----- Page
March 12, 2021 to April 2, 2021
Exhibition By Victoria Gonzales and Beronica Gonzales
The exhibition explores two sides of a singular shared experience of childhood and how that experience is translated into adulthood and made visible through a comparison of two bodies of work. This exhibition seeks to investigate themes of perception, memory and material sensibilities and their connection to home and familial relations. The works combine fiber arts and painting to examine how we perceive and interact with the world around us. Memory presents itself as a means to contemplate the past and guide the present through the manipulation of fiber and paint and their attachment to past and present. While fiber is embedded with symbols of comfort, home and tradition, paint is tied to immediacy and control. Additionally, both materials can enhance or diminish tactility as a means to connect memory, space, and objects. The combination of the two are presented as a vehicle to navigate a world view.
----------
----- Dataset excerpts
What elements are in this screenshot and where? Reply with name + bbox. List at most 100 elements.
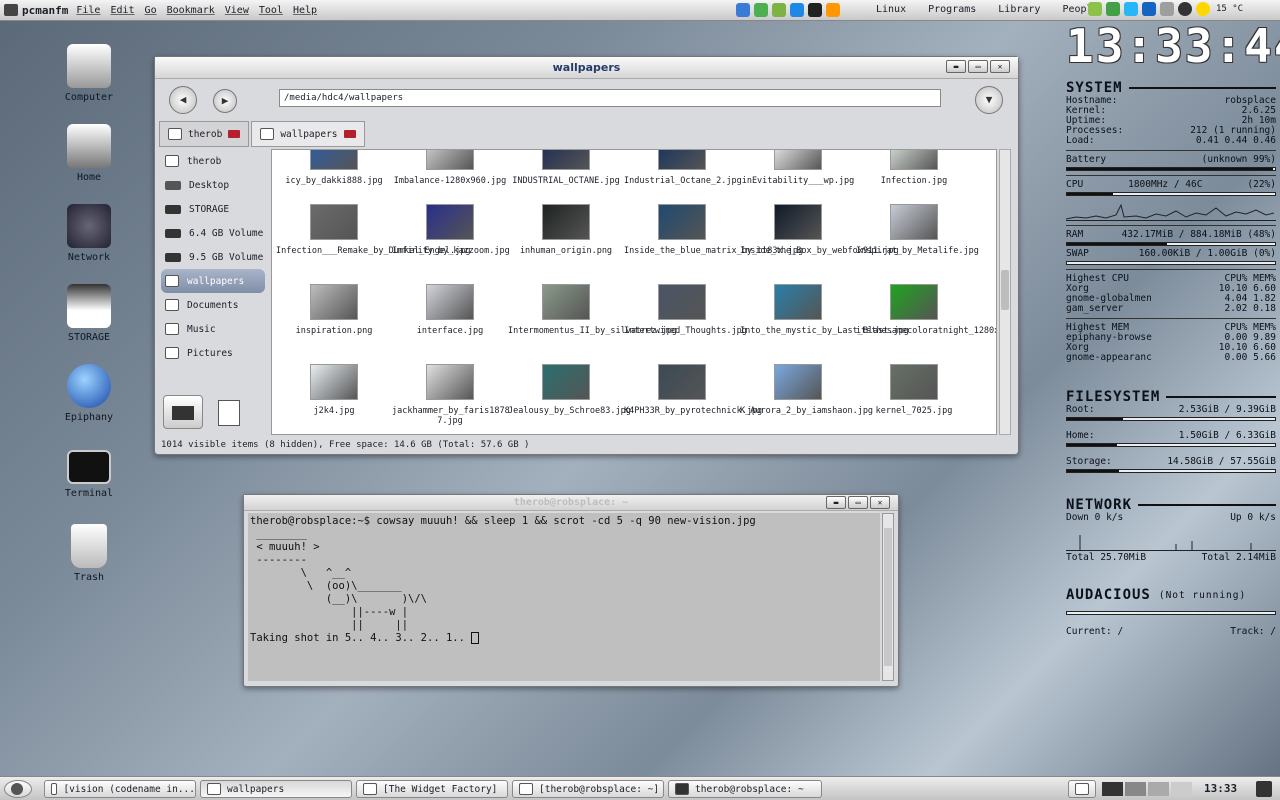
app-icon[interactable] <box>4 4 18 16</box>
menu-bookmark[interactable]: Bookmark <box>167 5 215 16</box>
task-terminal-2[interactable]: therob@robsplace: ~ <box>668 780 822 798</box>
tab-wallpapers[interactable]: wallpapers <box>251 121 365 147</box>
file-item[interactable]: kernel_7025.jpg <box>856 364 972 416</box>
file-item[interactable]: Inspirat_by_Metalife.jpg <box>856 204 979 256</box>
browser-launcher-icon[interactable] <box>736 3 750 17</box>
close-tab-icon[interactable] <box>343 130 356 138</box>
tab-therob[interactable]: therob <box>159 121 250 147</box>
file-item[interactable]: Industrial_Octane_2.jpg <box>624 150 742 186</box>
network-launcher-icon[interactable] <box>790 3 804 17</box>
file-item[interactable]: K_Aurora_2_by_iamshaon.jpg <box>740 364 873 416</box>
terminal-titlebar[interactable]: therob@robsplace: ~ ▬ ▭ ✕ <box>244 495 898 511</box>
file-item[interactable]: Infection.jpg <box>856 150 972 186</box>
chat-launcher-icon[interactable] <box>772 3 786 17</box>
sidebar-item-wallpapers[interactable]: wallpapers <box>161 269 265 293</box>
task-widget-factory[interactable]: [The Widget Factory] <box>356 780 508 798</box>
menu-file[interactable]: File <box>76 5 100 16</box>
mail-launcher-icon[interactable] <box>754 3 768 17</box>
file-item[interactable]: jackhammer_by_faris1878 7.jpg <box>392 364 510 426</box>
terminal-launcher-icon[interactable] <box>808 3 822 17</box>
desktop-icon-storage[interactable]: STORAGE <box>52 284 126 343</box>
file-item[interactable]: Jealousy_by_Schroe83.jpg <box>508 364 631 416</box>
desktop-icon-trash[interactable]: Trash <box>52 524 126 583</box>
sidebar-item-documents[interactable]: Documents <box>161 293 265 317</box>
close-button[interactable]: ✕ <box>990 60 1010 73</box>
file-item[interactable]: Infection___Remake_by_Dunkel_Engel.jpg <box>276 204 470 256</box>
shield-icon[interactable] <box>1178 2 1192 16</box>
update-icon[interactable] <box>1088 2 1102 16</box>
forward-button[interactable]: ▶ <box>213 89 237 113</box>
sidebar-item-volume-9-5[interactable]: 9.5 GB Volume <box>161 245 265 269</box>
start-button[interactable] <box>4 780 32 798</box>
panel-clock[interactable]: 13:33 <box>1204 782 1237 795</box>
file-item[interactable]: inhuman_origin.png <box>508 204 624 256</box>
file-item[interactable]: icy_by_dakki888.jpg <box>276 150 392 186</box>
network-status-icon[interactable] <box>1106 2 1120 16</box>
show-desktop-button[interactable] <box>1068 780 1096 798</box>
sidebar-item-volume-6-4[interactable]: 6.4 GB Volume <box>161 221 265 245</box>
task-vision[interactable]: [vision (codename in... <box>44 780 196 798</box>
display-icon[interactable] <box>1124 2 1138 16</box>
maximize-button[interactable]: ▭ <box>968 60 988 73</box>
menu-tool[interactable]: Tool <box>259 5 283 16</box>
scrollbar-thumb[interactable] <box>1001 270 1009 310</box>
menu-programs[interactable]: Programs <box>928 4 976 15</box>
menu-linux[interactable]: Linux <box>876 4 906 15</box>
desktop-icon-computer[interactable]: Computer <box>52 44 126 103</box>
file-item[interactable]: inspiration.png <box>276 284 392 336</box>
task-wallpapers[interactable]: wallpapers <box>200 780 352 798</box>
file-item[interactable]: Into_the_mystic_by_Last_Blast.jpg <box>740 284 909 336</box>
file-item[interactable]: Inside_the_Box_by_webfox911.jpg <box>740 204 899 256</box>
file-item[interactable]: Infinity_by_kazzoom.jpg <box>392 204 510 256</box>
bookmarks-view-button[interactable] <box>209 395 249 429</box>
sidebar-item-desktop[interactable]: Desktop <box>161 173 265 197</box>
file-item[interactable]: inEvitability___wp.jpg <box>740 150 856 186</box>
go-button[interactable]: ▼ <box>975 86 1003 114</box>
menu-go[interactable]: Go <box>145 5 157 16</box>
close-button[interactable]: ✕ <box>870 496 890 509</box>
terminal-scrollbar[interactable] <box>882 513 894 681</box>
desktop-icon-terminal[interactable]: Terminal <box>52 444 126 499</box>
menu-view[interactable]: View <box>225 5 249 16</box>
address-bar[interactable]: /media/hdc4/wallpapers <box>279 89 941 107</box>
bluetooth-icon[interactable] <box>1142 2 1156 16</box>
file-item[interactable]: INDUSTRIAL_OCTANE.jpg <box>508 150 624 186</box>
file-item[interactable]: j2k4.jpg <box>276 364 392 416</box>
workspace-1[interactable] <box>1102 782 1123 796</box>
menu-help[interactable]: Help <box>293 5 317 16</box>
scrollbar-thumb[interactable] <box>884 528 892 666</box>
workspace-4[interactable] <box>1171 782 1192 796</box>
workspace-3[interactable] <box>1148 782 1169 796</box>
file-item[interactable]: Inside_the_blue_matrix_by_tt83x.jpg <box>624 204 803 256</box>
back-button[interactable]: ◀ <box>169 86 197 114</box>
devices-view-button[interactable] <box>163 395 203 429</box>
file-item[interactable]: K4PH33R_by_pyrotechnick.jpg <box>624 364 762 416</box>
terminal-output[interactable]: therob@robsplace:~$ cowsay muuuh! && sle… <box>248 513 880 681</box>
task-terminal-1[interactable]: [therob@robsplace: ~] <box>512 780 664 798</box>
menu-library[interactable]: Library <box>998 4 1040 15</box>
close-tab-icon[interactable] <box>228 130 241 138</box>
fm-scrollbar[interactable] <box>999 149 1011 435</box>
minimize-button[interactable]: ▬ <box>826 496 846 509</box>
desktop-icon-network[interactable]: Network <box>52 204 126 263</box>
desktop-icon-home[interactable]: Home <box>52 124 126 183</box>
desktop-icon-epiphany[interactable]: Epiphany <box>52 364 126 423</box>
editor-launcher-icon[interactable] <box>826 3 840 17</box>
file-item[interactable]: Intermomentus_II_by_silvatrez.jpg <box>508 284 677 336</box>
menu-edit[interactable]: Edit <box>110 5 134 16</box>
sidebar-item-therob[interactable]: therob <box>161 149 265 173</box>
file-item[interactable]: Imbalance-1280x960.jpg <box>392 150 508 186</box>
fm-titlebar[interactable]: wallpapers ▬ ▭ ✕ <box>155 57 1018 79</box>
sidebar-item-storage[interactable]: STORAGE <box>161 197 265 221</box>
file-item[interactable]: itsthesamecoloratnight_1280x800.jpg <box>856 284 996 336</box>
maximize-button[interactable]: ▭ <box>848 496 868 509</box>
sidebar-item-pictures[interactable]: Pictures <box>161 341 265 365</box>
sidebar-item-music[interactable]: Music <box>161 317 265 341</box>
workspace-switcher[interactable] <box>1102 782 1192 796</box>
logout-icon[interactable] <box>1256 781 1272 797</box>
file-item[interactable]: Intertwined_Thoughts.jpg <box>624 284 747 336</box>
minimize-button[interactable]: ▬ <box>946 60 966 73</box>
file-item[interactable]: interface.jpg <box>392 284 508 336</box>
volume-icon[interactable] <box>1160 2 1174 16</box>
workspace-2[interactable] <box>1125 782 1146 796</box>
----------
----- Dataset excerpts
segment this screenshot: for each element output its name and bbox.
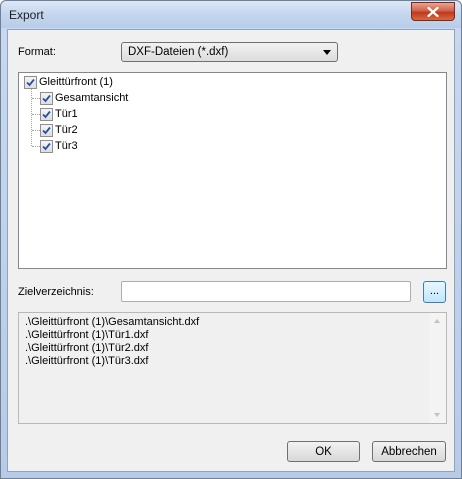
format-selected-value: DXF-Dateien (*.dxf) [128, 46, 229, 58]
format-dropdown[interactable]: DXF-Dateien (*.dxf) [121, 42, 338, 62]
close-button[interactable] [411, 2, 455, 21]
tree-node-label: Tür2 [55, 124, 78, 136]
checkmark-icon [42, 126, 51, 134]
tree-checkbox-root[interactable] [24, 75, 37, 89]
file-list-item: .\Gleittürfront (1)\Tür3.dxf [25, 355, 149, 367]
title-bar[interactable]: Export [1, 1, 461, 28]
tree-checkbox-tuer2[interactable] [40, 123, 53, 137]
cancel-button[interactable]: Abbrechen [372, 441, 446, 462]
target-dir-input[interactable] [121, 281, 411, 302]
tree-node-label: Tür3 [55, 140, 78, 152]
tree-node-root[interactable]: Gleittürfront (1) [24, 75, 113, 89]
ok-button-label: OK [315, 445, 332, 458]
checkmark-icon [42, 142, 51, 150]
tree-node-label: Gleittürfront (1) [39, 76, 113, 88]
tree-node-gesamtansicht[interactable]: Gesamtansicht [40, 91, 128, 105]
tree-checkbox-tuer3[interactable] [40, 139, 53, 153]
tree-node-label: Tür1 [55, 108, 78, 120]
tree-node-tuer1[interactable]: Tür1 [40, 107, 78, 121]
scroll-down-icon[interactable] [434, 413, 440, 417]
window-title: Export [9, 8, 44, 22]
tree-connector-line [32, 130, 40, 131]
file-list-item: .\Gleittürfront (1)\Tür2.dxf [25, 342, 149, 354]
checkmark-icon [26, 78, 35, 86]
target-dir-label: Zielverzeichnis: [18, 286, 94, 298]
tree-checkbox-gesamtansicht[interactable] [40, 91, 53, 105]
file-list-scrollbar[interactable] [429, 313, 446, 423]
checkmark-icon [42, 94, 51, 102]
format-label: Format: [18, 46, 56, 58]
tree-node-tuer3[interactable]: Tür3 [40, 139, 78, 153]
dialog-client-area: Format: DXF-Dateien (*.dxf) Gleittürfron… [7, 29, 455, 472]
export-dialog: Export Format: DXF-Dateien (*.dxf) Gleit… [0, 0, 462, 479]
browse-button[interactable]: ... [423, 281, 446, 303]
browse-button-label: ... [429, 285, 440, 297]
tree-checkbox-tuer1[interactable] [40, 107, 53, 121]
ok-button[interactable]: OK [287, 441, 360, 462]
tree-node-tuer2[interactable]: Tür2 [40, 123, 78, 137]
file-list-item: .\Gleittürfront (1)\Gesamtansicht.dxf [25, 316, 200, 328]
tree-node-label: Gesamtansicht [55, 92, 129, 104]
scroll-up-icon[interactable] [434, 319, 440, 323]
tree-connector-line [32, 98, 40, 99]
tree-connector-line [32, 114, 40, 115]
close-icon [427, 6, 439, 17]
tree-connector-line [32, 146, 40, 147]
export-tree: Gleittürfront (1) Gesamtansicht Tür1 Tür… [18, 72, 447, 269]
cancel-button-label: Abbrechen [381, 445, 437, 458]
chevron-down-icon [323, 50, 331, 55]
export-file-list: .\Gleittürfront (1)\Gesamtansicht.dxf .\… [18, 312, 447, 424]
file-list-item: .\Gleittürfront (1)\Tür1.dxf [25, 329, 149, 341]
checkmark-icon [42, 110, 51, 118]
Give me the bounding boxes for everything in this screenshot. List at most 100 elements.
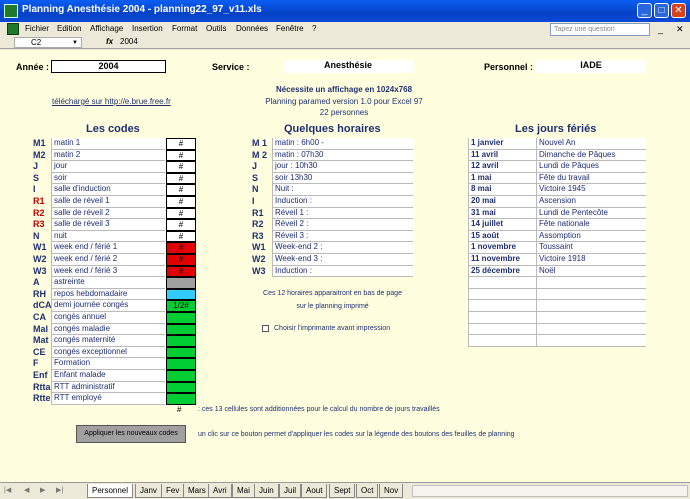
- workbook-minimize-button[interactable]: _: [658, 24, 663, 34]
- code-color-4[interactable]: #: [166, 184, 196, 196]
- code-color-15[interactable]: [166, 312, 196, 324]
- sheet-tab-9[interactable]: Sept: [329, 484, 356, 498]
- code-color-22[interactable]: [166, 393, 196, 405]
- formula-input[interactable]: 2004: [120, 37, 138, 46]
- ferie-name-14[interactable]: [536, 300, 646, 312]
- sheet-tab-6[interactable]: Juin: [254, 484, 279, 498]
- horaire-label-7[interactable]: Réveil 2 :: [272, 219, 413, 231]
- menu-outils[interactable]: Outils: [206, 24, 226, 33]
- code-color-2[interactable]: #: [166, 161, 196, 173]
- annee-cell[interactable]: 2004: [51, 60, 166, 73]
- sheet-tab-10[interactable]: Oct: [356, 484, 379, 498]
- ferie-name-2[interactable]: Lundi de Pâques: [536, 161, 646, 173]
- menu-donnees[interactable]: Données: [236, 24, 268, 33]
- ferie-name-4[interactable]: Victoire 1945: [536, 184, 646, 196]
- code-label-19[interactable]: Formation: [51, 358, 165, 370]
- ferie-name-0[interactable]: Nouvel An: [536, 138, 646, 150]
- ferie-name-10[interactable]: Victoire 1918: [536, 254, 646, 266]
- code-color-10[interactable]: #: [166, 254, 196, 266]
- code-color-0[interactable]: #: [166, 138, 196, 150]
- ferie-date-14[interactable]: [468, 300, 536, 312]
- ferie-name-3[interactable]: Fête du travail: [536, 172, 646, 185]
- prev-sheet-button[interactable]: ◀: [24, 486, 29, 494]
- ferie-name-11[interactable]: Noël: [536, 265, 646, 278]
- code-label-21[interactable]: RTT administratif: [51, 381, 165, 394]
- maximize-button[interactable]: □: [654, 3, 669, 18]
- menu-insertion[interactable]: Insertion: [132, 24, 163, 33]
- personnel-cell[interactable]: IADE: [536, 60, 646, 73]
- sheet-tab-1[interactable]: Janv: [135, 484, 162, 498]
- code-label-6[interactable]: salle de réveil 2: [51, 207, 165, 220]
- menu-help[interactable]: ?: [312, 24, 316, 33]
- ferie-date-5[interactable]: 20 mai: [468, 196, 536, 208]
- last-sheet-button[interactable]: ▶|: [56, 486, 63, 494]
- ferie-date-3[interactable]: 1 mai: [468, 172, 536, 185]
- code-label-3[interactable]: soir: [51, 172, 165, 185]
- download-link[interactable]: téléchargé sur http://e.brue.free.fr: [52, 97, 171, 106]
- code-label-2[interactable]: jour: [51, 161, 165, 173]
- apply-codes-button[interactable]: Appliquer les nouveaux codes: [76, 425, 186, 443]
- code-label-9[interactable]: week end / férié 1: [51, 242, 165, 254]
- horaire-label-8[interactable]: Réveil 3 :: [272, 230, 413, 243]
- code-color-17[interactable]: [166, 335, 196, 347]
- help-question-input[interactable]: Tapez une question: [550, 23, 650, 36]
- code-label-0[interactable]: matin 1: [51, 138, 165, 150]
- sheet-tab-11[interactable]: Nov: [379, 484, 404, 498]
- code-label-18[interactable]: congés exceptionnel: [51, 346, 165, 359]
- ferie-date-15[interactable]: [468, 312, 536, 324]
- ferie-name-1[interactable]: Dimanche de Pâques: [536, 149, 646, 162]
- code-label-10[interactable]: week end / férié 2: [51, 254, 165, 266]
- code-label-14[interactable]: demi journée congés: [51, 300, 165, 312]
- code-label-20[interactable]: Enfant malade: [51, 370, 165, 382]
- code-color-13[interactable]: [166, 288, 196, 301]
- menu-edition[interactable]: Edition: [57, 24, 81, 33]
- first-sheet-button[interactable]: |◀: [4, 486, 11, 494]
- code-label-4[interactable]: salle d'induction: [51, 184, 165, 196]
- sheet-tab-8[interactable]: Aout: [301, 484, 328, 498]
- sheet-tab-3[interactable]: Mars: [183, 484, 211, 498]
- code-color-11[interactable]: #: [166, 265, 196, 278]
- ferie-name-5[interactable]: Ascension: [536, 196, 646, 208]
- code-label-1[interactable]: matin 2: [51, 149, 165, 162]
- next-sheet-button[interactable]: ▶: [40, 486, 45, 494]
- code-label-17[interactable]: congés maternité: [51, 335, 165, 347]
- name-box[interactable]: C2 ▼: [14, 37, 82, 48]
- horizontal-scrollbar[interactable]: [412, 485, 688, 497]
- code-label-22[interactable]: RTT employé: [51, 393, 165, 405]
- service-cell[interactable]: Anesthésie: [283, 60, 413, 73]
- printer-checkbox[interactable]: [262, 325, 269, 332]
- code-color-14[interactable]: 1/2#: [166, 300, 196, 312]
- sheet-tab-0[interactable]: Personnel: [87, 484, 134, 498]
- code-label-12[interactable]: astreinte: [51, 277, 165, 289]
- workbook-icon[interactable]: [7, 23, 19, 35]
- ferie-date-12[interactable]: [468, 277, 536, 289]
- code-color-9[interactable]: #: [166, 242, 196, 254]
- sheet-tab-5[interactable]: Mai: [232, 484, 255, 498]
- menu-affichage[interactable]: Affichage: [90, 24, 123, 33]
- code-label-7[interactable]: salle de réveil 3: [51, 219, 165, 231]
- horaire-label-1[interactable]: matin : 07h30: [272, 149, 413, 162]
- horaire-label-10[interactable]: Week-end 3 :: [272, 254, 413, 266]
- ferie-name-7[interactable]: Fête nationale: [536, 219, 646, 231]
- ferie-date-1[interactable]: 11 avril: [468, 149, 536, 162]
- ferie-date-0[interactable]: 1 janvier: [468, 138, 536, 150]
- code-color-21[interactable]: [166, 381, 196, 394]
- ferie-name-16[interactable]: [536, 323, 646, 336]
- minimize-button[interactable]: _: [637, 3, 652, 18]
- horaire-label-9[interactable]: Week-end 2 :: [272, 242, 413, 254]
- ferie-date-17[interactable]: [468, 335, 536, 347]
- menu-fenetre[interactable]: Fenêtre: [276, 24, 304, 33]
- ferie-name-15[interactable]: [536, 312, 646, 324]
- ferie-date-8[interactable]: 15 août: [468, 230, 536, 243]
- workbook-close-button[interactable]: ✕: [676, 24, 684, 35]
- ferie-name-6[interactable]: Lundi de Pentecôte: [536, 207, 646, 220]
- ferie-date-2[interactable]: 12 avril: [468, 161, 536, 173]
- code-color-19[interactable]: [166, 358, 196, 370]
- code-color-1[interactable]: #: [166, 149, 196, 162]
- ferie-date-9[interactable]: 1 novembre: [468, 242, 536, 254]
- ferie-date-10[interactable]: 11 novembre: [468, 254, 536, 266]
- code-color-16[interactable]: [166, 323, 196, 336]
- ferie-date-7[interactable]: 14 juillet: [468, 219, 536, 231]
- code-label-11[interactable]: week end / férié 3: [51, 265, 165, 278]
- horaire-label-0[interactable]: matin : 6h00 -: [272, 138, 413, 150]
----------
> _Things to do_:
a – Put the listing into a Markdown table with the columns No. and Line, starting with the listing line that contains "format-selected-value: DXF-Dateien (*.dxf)" and going on through the listing line that contains "tree-node-tuer2[interactable]: Tür2 [40, 123, 78, 137]", and leave out blank lines.
b – Write a continuation of the description of the fiber and painting exhibition, picking up after its final sentence.

> _Results of the tasks_:
a –
| No. | Line |
|---|---|
| 1 | format-selected-value: DXF-Dateien (*.dxf) [128, 46, 229, 58] |
| 2 | format-dropdown[interactable]: DXF-Dateien (*.dxf) [121, 42, 338, 62] |
| 3 | close-button[interactable] [411, 2, 455, 21] |
| 4 | tree-node-label: Tür2 [55, 124, 78, 136] |
| 5 | checkmark-icon [42, 126, 51, 134] |
| 6 | tree-checkbox-root[interactable] [24, 75, 37, 89] |
| 7 | file-list-item: .\Gleittürfront (1)\Tür3.dxf [25, 355, 149, 367] |
| 8 | title-bar[interactable]: Export [1, 1, 461, 28] |
| 9 | tree-checkbox-tuer2[interactable] [40, 123, 53, 137] |
| 10 | cancel-button[interactable]: Abbrechen [372, 441, 446, 462] |
| 11 | target-dir-input[interactable] [121, 281, 411, 302] |
| 12 | tree-node-label: Tür3 [55, 140, 78, 152] |
| 13 | tree-node-root[interactable]: Gleittürfront (1) [24, 75, 113, 89] |
| 14 | ok-button-label: OK [315, 445, 332, 458] |
| 15 | checkmark-icon [42, 142, 51, 150] |
| 16 | tree-node-label: Gleittürfront (1) [39, 76, 113, 88] |
| 17 | tree-node-gesamtansicht[interactable]: Gesamtansicht [40, 91, 128, 105] |
| 18 | tree-checkbox-tuer3[interactable] [40, 139, 53, 153] |
| 19 | tree-node-label: Tür1 [55, 108, 78, 120] |
| 20 | tree-node-tuer1[interactable]: Tür1 [40, 107, 78, 121] |
| 21 | scroll-down-icon[interactable] [434, 413, 440, 417] |
| 22 | window-title: Export [9, 8, 44, 22] |
| 23 | tree-connector-line [32, 130, 40, 131] |
| 24 | file-list-item: .\Gleittürfront (1)\Tür2.dxf [25, 342, 149, 354] |
| 25 | checkmark-icon [26, 78, 35, 86] |
| 26 | target-dir-label: Zielverzeichnis: [18, 286, 94, 298] |
| 27 | tree-checkbox-gesamtansicht[interactable] [40, 91, 53, 105] |
| 28 | file-list-scrollbar[interactable] [429, 313, 446, 423] |
| 29 | checkmark-icon [42, 94, 51, 102] |
| 30 | format-label: Format: [18, 46, 56, 58] |
| 31 | tree-node-tuer3[interactable]: Tür3 [40, 139, 78, 153] |
| 32 | dialog-client-area: Format: DXF-Dateien (*.dxf) Gleittürfron… [7, 29, 455, 472] |
| 33 | export-dialog: Export Format: DXF-Dateien (*.dxf) Gleit… [0, 0, 462, 479] |
| 34 | browse-button[interactable]: ... [423, 281, 446, 303] |
| 35 | browse-button-label: ... [429, 285, 440, 297] |
| 36 | tree-checkbox-tuer1[interactable] [40, 107, 53, 121] |
| 37 | ok-button[interactable]: OK [287, 441, 360, 462] |
| 38 | tree-node-tuer2[interactable]: Tür2 [40, 123, 78, 137] |

b –
Victoria Gonzales’s work uses abstraction to reference objects and space in large oil paintings and small intimate fiber works. The oil paintings explore the materiality of paint and the manipulation of its tactile quality. They feature thick heavily applied texture and bold flat passages of color to push and pull both space and paint. The small fiber works expand her language of mark making and interest in tactility on a smaller scale to embellish singular marks within space with machine embroidered sewing. Thread and paint are used as means to explore texture and mark making’s connection to an automatic physical function. Beronica Gonzales’s work explores themes of self representation, focusing on moments, objects, and environments which elicit visceral personal connections and embodying them in a way which manifests her complicated relationships with what they depict. Part of this connection is communicated through material choice and the inherent implications of fibers and paint.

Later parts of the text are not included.